- Required work
1. In the forum thread, what does Duggan say most of the hating on hipsters reeks of?
2. Extend the forum thread past its final post.

- Text section
========
Viewing 25 posts - 41 through 65 (of 65 total)
  • Have a word with yourselves.
  • finbar
    Free Member

    Adults on micro-scooters…… Wind it in

    I’m a pretty nice, live-and-let-live kind of person, but when I see grown up men and women commuting on scooters I do judge them a little bit.

    66deg
    Free Member

    Had a word.

    Didn’t have the slightest clue what I was talking about.

    The fact that you listened is all that matters.

    P.S Any update on the steak bake.

    66deg
    Free Member

    Blokes who are following the beard and slickback hair trend (no doubt with a tattoo “sleeve”)
    Have a word with yourself: You are not an individual.

    My wife hates this trend ,i have a promise of a one way ticket to Syria for even thinking about doing it .

    tomhoward
    Full Member

    My wife hates this trend ,i have a promise of a one way ticket to Syria for even thinking about doing it .

    Always have an exit strategy

    66deg
    Free Member

    I have , i’ts a ticket to Iraq.

    Duggan
    Full Member

    Most of this hating on hipsters or people who try and dress fashionably just reeks of male middle aged insecurity tbf. Not everyone has to spend their life in 10 year old trainers falling apart at the seams and a fleece they picked up in Millets in Ambleside.

    edhornby
    Full Member

    People who still use/find amusing the ‘keep calm and carry on’ poster and its variations… Beyond lame… Sorry but it really is lame

    seavers
    Free Member

    • People who fall asleep at work and are only awoken by the sound of their own farts.

    Ummmm I fart myself awake on a regular basis and it gives me sleepy amusement and an undeserved sense of accomplishment. I will not be having a word with myself.

    user-removed
    Free Member

    Not everyone has to spend their life in 10 year old trainers falling apart at the seams and a fleece they picked up in Millets in Ambleside.
========
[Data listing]
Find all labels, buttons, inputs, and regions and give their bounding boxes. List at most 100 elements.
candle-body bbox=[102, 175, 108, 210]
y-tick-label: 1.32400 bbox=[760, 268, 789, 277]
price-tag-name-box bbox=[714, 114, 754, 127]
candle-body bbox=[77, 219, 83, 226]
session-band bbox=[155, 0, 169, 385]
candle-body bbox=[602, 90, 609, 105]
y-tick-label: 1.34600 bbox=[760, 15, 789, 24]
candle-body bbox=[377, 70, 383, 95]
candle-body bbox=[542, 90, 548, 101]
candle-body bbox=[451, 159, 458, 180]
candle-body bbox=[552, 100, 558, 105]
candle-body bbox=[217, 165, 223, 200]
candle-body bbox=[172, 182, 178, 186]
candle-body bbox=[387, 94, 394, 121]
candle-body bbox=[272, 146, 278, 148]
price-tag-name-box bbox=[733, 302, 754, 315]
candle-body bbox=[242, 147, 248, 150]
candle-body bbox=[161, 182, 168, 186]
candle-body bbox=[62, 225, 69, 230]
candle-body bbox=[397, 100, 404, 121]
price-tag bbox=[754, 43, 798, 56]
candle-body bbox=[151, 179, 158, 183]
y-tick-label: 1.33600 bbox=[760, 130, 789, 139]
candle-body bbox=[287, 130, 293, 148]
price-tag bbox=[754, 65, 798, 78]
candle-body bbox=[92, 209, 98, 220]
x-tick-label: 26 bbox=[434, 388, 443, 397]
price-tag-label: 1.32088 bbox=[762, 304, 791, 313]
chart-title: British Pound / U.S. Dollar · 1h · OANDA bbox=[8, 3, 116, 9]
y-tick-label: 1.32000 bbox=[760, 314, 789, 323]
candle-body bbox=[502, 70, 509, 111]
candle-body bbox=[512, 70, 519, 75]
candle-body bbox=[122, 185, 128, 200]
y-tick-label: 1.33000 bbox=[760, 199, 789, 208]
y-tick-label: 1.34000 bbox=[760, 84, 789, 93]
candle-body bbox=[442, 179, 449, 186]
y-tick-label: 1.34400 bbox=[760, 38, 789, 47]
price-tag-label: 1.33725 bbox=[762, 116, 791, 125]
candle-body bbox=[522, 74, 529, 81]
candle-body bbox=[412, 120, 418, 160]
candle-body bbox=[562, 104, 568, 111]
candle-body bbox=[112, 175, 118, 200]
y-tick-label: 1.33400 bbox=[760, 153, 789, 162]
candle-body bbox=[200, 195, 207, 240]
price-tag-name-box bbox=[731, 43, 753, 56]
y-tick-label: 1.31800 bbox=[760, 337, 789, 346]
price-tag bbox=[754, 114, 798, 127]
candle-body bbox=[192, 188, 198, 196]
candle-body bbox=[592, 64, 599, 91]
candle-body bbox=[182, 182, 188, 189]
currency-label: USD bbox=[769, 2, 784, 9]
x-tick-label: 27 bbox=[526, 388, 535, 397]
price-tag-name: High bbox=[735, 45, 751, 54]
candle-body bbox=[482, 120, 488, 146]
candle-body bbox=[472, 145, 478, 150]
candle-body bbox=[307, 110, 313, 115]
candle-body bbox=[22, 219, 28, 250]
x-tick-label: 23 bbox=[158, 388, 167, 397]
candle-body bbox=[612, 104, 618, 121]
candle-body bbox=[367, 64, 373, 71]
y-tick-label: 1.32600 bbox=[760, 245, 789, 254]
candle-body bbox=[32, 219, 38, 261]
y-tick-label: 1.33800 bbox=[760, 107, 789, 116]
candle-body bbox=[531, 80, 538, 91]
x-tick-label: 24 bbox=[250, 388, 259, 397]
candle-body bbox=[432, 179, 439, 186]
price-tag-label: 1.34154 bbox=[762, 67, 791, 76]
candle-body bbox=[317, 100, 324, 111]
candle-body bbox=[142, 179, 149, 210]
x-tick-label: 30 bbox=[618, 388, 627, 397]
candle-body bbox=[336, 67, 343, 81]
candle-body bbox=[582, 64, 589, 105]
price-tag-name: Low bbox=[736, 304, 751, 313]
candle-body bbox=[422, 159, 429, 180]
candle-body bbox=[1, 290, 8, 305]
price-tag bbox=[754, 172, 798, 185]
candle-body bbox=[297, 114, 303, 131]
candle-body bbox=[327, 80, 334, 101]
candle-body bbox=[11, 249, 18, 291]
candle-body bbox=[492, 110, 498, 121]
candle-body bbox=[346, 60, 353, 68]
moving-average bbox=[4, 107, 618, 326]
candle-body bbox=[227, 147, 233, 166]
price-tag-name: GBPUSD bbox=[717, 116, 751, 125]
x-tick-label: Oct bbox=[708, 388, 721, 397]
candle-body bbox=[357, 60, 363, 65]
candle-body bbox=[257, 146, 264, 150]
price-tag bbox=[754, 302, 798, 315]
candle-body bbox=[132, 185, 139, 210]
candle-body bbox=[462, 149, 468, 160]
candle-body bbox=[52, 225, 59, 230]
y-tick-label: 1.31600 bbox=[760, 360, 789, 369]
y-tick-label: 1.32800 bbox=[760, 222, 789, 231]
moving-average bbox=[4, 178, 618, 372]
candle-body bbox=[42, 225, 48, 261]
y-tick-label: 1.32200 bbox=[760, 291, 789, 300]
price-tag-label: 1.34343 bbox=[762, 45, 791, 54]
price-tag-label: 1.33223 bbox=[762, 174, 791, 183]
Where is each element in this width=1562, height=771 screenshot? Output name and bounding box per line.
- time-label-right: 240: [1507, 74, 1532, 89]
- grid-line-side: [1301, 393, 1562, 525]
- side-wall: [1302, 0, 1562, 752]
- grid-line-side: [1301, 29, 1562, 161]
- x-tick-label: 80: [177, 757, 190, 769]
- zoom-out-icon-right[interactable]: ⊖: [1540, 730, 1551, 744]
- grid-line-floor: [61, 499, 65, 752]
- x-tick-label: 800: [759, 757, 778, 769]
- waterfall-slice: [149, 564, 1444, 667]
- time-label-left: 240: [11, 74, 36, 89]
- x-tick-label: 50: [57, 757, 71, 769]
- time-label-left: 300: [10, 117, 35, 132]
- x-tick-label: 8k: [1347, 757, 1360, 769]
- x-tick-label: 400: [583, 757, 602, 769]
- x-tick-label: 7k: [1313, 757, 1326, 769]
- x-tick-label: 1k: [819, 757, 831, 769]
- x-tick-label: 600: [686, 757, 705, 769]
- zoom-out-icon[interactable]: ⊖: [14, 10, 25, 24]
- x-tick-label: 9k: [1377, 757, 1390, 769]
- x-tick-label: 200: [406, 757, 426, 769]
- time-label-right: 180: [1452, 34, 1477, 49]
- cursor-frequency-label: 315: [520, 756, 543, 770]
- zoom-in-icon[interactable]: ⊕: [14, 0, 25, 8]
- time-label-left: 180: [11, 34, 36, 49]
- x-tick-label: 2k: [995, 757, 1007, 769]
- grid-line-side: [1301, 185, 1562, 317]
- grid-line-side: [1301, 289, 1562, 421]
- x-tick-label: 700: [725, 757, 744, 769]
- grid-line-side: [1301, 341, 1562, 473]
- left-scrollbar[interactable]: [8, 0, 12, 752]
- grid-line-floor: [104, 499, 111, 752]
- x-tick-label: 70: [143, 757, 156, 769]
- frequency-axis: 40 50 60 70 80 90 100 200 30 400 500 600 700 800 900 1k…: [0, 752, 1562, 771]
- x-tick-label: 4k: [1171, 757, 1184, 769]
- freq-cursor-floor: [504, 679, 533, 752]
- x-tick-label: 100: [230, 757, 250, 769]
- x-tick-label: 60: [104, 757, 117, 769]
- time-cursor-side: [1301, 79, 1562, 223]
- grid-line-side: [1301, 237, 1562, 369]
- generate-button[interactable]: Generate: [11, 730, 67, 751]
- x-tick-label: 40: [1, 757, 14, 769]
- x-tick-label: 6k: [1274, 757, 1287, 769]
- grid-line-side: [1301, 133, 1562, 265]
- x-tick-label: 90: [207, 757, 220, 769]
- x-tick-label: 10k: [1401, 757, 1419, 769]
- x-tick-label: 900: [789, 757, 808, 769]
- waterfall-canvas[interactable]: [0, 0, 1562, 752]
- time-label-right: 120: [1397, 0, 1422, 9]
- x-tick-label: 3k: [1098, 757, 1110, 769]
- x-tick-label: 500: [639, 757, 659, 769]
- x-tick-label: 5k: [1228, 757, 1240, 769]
========
- Per-task outputs
1. Male middle-aged insecurity.

2.
    I was actually despairing my lost sense of dignity this morning, when I realised I was wearing a pair of ancient, cheap-ass, shapeless, Craghopper winter fleece-lined trousers, a T-shirt with a cat on it and a fleece jacket and a pair of Sports Direct Karrimor clown-shoes. And I need a haircut and a shave 🙁

    scaredypants
    Full Member

    I tried to have a word with myself but the bluetooth hadn’t paired up properly so I had to leave myself a message 🙁

    CountZero
    Full Member

    footflaps – Member
    Grown men wearing Inca stylie woolly hats.
    WTF are they doing wearing a hat when it’s still summer? I cycled to work in a T shirt and shorts today….

    I’m riding to work wearing a pair of Vietnam-era Tigerstripe camo combats which have been hacked off just below the knees, whatever old tee takes my fancy, (a Madder Rose one the last couple of days), an old but serviceable pair of Vans SPUD shoes without the Spuds, a 1994 Vail World’s fleece gilet with an equally ancient Buffalo MTB Windshirt, so I’m not in a position to comment really, but the bloke who came in as one of our temps the last couple of days, working in a really rather warm environment and wearing a big thick wooly bobble-ski hat just looked like a complete tit!

    senorj
    Full Member

    People at work who get a little bit of power and turn into Stalin* .
    Trot on.
    (*other dictators available)

    cfinnimore
    Free Member

    Ventriloquists, have a word…

    DezB
    Free Member

    Most of this hating on hipsters or people who try and dress fashionably just reeks of male middle aged insecurity tdf

    Clueless. It’s about people who think they’ve got style cos they copy someone else.
    Have a word with yourself.

    metalheart
    Free Member

    Hmm, I have a big white beard (no hipster haircut, not enough up top for that).

    Who am I supposed to have a word with…. ?

    Junkyard
    Free Member

    A santa claus agent ?

    dudeofdoom
    Full Member

    Most of this hating on hipsters or people who try and dress fashionably just reeks of male middle aged insecurity tbf. Not everyone has to spend their life in 10 year old trainers falling apart at the seams and a fleece they picked up in Millets in Ambleside.

    +1 and I’m middle aged, an still wearing my office shorts and dodgy on-one tshirts but bit cold for my flip flops.

    Winter gear will be Abercrombie slim fit jeans… Gotta love the cycling life style never had a 34 inch waist when I was 20.

    Duggan
    Full Member

    Most of this hating on hipsters or people who try and dress fashionably just reeks of male middle aged insecurity tdf

    Clueless. It’s about people who think they’ve got style cos they copy someone else.
    Have a word with yourself.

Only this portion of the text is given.